>> Start
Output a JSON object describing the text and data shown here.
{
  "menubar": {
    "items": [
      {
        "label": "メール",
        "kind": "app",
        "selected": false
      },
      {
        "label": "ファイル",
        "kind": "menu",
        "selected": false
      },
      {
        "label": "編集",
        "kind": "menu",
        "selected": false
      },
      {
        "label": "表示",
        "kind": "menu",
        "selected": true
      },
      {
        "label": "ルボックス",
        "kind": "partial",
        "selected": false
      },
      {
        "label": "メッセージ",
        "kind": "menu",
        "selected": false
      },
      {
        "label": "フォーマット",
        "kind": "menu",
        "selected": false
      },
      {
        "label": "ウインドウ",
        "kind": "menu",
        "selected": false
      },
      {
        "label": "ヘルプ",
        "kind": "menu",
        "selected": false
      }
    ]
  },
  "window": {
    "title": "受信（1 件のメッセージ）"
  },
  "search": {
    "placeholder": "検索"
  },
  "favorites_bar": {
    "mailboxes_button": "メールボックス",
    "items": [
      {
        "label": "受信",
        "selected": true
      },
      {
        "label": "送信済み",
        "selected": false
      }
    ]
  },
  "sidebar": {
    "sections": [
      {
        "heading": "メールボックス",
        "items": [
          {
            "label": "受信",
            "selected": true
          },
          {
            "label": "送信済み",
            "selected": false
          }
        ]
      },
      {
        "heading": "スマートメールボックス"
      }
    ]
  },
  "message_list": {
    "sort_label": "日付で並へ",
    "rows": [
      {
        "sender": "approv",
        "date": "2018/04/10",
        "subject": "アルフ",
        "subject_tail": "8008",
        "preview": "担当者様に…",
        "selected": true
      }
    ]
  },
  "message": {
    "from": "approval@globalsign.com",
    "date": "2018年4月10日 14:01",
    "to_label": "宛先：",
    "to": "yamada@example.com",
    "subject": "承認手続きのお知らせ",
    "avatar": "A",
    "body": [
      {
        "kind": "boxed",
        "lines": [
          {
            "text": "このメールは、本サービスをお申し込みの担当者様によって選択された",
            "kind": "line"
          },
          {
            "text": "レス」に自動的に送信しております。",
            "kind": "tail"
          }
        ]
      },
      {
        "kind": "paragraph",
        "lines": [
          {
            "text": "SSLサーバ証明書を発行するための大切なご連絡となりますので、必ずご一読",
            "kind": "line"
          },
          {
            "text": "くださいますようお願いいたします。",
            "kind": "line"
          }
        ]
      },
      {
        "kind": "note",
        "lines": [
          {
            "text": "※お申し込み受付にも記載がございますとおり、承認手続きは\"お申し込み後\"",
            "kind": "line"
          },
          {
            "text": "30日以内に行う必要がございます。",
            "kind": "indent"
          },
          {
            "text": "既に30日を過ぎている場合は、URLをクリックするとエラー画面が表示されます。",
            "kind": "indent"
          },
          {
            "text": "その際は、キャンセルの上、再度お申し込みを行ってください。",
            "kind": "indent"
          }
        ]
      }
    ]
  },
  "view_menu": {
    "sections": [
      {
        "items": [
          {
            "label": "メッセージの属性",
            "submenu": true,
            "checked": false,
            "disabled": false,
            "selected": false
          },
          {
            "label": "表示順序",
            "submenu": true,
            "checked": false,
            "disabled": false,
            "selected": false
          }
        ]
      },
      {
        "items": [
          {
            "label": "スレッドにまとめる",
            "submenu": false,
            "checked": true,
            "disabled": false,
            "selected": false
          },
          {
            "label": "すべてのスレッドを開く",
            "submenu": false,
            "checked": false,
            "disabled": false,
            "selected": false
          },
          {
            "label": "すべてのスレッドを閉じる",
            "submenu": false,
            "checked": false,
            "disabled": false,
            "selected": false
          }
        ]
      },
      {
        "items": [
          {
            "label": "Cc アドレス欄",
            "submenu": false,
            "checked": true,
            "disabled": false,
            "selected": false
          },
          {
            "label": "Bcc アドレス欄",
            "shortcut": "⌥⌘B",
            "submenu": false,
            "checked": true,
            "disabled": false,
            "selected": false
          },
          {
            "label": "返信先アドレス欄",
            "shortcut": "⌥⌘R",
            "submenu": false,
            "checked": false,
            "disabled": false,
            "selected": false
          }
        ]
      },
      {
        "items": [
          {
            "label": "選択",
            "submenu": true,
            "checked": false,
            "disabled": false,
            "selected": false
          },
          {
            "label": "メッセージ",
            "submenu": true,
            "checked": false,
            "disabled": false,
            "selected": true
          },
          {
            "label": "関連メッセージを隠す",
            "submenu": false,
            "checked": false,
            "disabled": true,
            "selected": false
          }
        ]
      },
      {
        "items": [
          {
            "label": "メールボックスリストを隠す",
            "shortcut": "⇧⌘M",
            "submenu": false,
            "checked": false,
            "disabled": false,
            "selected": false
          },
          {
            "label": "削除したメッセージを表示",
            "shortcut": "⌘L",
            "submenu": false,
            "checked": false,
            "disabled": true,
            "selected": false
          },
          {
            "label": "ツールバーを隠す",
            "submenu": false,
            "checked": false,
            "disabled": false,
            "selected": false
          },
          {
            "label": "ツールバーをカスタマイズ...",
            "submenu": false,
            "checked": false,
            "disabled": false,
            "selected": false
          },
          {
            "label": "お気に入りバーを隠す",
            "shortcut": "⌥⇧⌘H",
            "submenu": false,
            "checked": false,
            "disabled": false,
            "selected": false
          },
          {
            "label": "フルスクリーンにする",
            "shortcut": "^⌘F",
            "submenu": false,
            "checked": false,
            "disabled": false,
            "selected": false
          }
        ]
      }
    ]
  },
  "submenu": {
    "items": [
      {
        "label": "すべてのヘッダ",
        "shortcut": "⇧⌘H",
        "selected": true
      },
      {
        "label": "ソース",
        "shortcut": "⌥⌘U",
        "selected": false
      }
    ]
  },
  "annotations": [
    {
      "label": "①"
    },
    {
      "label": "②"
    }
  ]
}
>> End
» EXERCISE BRIEF
Each line of the listing should be copied exactly.

» WRITTEN RESPONSE
Output a JSON object describing the text and data shown here.
{
  "menubar": {
    "items": [
      {
        "label": "メール",
        "kind": "app",
        "selected": false
      },
      {
        "label": "ファイル",
        "kind": "menu",
        "selected": false
      },
      {
        "label": "編集",
        "kind": "menu",
        "selected": false
      },
      {
        "label": "表示",
        "kind": "menu",
        "selected": true
      },
      {
        "label": "ルボックス",
        "kind": "partial",
        "selected": false
      },
      {
        "label": "メッセージ",
        "kind": "menu",
        "selected": false
      },
      {
        "label": "フォーマット",
        "kind": "menu",
        "selected": false
      },
      {
        "label": "ウインドウ",
        "kind": "menu",
        "selected": false
      },
      {
        "label": "ヘルプ",
        "kind": "menu",
        "selected": false
      }
    ]
  },
  "window": {
    "title": "受信（1 件のメッセージ）"
  },
  "search": {
    "placeholder": "検索"
  },
  "favorites_bar": {
    "mailboxes_button": "メールボックス",
    "items": [
      {
        "label": "受信",
        "selected": true
      },
      {
        "label": "送信済み",
        "selected": false
      }
    ]
  },
  "sidebar": {
    "sections": [
      {
        "heading": "メールボックス",
        "items": [
          {
            "label": "受信",
            "selected": true
          },
          {
            "label": "送信済み",
            "selected": false
          }
        ]
      },
      {
        "heading": "スマートメールボックス"
      }
    ]
  },
  "message_list": {
    "sort_label": "日付で並へ",
    "rows": [
      {
        "sender": "approv",
        "date": "2018/04/10",
        "subject": "アルフ",
        "subject_tail": "8008",
        "preview": "担当者様に…",
        "selected": true
      }
    ]
  },
  "message": {
    "from": "approval@globalsign.com",
    "date": "2018年4月10日 14:01",
    "to_label": "宛先：",
    "to": "yamada@example.com",
    "subject": "承認手続きのお知らせ",
    "avatar": "A",
    "body": [
      {
        "kind": "boxed",
        "lines": [
          {
            "text": "このメールは、本サービスをお申し込みの担当者様によって選択された",
            "kind": "line"
          },
          {
            "text": "レス」に自動的に送信しております。",
            "kind": "tail"
          }
        ]
      },
      {
        "kind": "paragraph",
        "lines": [
          {
            "text": "SSLサーバ証明書を発行するための大切なご連絡となりますので、必ずご一読",
            "kind": "line"
          },
          {
            "text": "くださいますようお願いいたします。",
            "kind": "line"
          }
        ]
      },
      {
        "kind": "note",
        "lines": [
          {
            "text": "※お申し込み受付にも記載がございますとおり、承認手続きは\"お申し込み後\"",
            "kind": "line"
          },
          {
            "text": "30日以内に行う必要がございます。",
            "kind": "indent"
          },
          {
            "text": "既に30日を過ぎている場合は、URLをクリックするとエラー画面が表示されます。",
            "kind": "indent"
          },
          {
            "text": "その際は、キャンセルの上、再度お申し込みを行ってください。",
            "kind": "indent"
          }
        ]
      }
    ]
  },
  "view_menu": {
    "sections": [
      {
        "items": [
          {
            "label": "メッセージの属性",
            "submenu": true,
            "checked": false,
            "disabled": false,
            "selected": false
          },
          {
            "label": "表示順序",
            "submenu": true,
            "checked": false,
            "disabled": false,
            "selected": false
          }
        ]
      },
      {
        "items": [
          {
            "label": "スレッドにまとめる",
            "submenu": false,
            "checked": true,
            "disabled": false,
            "selected": false
          },
          {
            "label": "すべてのスレッドを開く",
            "submenu": false,
            "checked": false,
            "disabled": false,
            "selected": false
          },
          {
            "label": "すべてのスレッドを閉じる",
            "submenu": false,
            "checked": false,
            "disabled": false,
            "selected": false
          }
        ]
      },
      {
        "items": [
          {
            "label": "Cc アドレス欄",
            "submenu": false,
            "checked": true,
            "disabled": false,
            "selected": false
          },
          {
            "label": "Bcc アドレス欄",
            "shortcut": "⌥⌘B",
            "submenu": false,
            "checked": true,
            "disabled": false,
            "selected": false
          },
          {
            "label": "返信先アドレス欄",
            "shortcut": "⌥⌘R",
            "submenu": false,
            "checked": false,
            "disabled": false,
            "selected": false
          }
        ]
      },
      {
        "items": [
          {
            "label": "選択",
            "submenu": true,
            "checked": false,
            "disabled": false,
            "selected": false
          },
          {
            "label": "メッセージ",
            "submenu": true,
            "checked": false,
            "disabled": false,
            "selected": true
          },
          {
            "label": "関連メッセージを隠す",
            "submenu": false,
            "checked": false,
            "disabled": true,
            "selected": false
          }
        ]
      },
      {
        "items": [
          {
            "label": "メールボックスリストを隠す",
            "shortcut": "⇧⌘M",
            "submenu": false,
            "checked": false,
            "disabled": false,
            "selected": false
          },
          {
            "label": "削除したメッセージを表示",
            "shortcut": "⌘L",
            "submenu": false,
            "checked": false,
            "disabled": true,
            "selected": false
          },
          {
            "label": "ツールバーを隠す",
            "submenu": false,
            "checked": false,
            "disabled": false,
            "selected": false
          },
          {
            "label": "ツールバーをカスタマイズ...",
            "submenu": false,
            "checked": false,
            "disabled": false,
            "selected": false
          },
          {
            "label": "お気に入りバーを隠す",
            "shortcut": "⌥⇧⌘H",
            "submenu": false,
            "checked": false,
            "disabled": false,
            "selected": false
          },
          {
            "label": "フルスクリーンにする",
            "shortcut": "^⌘F",
            "submenu": false,
            "checked": false,
            "disabled": false,
            "selected": false
          }
        ]
      }
    ]
  },
  "submenu": {
    "items": [
      {
        "label": "すべてのヘッダ",
        "shortcut": "⇧⌘H",
        "selected": true
      },
      {
        "label": "ソース",
        "shortcut": "⌥⌘U",
        "selected": false
      }
    ]
  },
  "annotations": [
    {
      "label": "①"
    },
    {
      "label": "②"
    }
  ]
}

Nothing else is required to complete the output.